>> Begin Record extracts

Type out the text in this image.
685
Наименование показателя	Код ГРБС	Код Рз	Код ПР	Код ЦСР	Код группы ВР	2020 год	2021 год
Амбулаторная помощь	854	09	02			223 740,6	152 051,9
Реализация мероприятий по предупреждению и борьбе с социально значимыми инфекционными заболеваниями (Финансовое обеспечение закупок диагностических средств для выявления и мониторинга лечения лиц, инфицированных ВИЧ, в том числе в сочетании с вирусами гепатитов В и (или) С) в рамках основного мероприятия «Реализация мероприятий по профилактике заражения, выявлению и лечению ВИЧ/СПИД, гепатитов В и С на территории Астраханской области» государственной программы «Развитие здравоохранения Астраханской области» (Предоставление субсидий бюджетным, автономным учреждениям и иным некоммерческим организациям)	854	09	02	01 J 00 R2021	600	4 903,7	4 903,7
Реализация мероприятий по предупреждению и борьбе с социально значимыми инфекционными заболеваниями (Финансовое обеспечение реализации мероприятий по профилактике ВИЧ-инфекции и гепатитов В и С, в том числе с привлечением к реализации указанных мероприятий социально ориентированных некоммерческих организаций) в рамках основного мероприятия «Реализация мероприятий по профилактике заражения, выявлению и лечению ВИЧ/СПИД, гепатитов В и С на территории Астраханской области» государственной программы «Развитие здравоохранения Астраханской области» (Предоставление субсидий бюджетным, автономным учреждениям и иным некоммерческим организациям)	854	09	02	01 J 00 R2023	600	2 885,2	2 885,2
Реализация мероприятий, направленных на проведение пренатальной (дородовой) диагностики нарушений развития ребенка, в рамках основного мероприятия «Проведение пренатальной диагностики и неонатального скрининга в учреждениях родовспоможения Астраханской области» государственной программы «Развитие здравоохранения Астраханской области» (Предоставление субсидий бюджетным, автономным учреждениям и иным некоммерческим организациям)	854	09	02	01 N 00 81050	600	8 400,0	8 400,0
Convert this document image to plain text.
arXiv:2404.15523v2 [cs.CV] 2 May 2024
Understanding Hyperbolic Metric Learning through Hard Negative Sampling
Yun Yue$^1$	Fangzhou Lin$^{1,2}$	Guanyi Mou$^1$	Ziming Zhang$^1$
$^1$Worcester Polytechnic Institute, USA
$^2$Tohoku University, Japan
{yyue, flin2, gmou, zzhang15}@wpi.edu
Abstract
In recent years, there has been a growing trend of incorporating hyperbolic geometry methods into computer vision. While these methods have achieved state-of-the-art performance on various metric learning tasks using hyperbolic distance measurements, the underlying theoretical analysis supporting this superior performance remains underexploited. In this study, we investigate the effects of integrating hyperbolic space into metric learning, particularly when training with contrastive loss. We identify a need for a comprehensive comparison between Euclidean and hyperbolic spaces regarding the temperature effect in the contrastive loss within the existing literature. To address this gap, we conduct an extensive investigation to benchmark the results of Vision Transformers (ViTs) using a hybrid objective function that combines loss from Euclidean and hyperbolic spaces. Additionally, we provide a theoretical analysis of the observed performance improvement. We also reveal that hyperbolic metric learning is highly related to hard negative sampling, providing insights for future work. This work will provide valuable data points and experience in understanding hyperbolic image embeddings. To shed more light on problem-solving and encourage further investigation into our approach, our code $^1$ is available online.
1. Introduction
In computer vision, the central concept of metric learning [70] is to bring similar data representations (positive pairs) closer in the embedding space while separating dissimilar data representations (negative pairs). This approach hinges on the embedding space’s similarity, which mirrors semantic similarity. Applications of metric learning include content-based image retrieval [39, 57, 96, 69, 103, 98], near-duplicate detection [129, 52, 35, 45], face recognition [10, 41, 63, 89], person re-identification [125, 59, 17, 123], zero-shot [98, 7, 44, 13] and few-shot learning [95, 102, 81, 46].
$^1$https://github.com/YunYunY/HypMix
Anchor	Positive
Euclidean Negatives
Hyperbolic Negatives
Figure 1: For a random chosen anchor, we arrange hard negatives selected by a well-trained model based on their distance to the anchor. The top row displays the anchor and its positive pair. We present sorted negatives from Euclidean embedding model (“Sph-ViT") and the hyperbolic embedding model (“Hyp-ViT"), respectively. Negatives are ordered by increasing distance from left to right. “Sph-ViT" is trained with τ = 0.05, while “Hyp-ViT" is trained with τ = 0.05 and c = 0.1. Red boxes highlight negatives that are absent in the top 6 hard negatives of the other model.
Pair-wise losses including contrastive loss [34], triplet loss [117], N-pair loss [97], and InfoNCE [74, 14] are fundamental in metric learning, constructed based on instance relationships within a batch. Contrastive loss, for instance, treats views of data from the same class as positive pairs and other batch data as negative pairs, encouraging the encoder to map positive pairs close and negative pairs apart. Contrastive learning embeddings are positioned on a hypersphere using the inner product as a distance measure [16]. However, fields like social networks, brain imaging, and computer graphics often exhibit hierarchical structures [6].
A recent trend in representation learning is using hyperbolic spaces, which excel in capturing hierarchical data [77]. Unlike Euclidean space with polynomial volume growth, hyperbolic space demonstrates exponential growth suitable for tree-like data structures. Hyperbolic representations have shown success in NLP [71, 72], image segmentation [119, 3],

>> End Record extracts

> **Set task**: Output every record above exactly as it appears.

> **Task output**:
Type out the text in this image.
685
Наименование показателя	Код ГРБС	Код Рз	Код ПР	Код ЦСР	Код группы ВР	2020 год	2021 год
Амбулаторная помощь	854	09	02			223 740,6	152 051,9
Реализация мероприятий по предупреждению и борьбе с социально значимыми инфекционными заболеваниями (Финансовое обеспечение закупок диагностических средств для выявления и мониторинга лечения лиц, инфицированных ВИЧ, в том числе в сочетании с вирусами гепатитов В и (или) С) в рамках основного мероприятия «Реализация мероприятий по профилактике заражения, выявлению и лечению ВИЧ/СПИД, гепатитов В и С на территории Астраханской области» государственной программы «Развитие здравоохранения Астраханской области» (Предоставление субсидий бюджетным, автономным учреждениям и иным некоммерческим организациям)	854	09	02	01 J 00 R2021	600	4 903,7	4 903,7
Реализация мероприятий по предупреждению и борьбе с социально значимыми инфекционными заболеваниями (Финансовое обеспечение реализации мероприятий по профилактике ВИЧ-инфекции и гепатитов В и С, в том числе с привлечением к реализации указанных мероприятий социально ориентированных некоммерческих организаций) в рамках основного мероприятия «Реализация мероприятий по профилактике заражения, выявлению и лечению ВИЧ/СПИД, гепатитов В и С на территории Астраханской области» государственной программы «Развитие здравоохранения Астраханской области» (Предоставление субсидий бюджетным, автономным учреждениям и иным некоммерческим организациям)	854	09	02	01 J 00 R2023	600	2 885,2	2 885,2
Реализация мероприятий, направленных на проведение пренатальной (дородовой) диагностики нарушений развития ребенка, в рамках основного мероприятия «Проведение пренатальной диагностики и неонатального скрининга в учреждениях родовспоможения Астраханской области» государственной программы «Развитие здравоохранения Астраханской области» (Предоставление субсидий бюджетным, автономным учреждениям и иным некоммерческим организациям)	854	09	02	01 N 00 81050	600	8 400,0	8 400,0
Convert this document image to plain text.
arXiv:2404.15523v2 [cs.CV] 2 May 2024
Understanding Hyperbolic Metric Learning through Hard Negative Sampling
Yun Yue$^1$	Fangzhou Lin$^{1,2}$	Guanyi Mou$^1$	Ziming Zhang$^1$
$^1$Worcester Polytechnic Institute, USA
$^2$Tohoku University, Japan
{yyue, flin2, gmou, zzhang15}@wpi.edu
Abstract
In recent years, there has been a growing trend of incorporating hyperbolic geometry methods into computer vision. While these methods have achieved state-of-the-art performance on various metric learning tasks using hyperbolic distance measurements, the underlying theoretical analysis supporting this superior performance remains underexploited. In this study, we investigate the effects of integrating hyperbolic space into metric learning, particularly when training with contrastive loss. We identify a need for a comprehensive comparison between Euclidean and hyperbolic spaces regarding the temperature effect in the contrastive loss within the existing literature. To address this gap, we conduct an extensive investigation to benchmark the results of Vision Transformers (ViTs) using a hybrid objective function that combines loss from Euclidean and hyperbolic spaces. Additionally, we provide a theoretical analysis of the observed performance improvement. We also reveal that hyperbolic metric learning is highly related to hard negative sampling, providing insights for future work. This work will provide valuable data points and experience in understanding hyperbolic image embeddings. To shed more light on problem-solving and encourage further investigation into our approach, our code $^1$ is available online.
1. Introduction
In computer vision, the central concept of metric learning [70] is to bring similar data representations (positive pairs) closer in the embedding space while separating dissimilar data representations (negative pairs). This approach hinges on the embedding space’s similarity, which mirrors semantic similarity. Applications of metric learning include content-based image retrieval [39, 57, 96, 69, 103, 98], near-duplicate detection [129, 52, 35, 45], face recognition [10, 41, 63, 89], person re-identification [125, 59, 17, 123], zero-shot [98, 7, 44, 13] and few-shot learning [95, 102, 81, 46].
$^1$https://github.com/YunYunY/HypMix
Anchor	Positive
Euclidean Negatives
Hyperbolic Negatives
Figure 1: For a random chosen anchor, we arrange hard negatives selected by a well-trained model based on their distance to the anchor. The top row displays the anchor and its positive pair. We present sorted negatives from Euclidean embedding model (“Sph-ViT") and the hyperbolic embedding model (“Hyp-ViT"), respectively. Negatives are ordered by increasing distance from left to right. “Sph-ViT" is trained with τ = 0.05, while “Hyp-ViT" is trained with τ = 0.05 and c = 0.1. Red boxes highlight negatives that are absent in the top 6 hard negatives of the other model.
Pair-wise losses including contrastive loss [34], triplet loss [117], N-pair loss [97], and InfoNCE [74, 14] are fundamental in metric learning, constructed based on instance relationships within a batch. Contrastive loss, for instance, treats views of data from the same class as positive pairs and other batch data as negative pairs, encouraging the encoder to map positive pairs close and negative pairs apart. Contrastive learning embeddings are positioned on a hypersphere using the inner product as a distance measure [16]. However, fields like social networks, brain imaging, and computer graphics often exhibit hierarchical structures [6].
A recent trend in representation learning is using hyperbolic spaces, which excel in capturing hierarchical data [77]. Unlike Euclidean space with polynomial volume growth, hyperbolic space demonstrates exponential growth suitable for tree-like data structures. Hyperbolic representations have shown success in NLP [71, 72], image segmentation [119, 3],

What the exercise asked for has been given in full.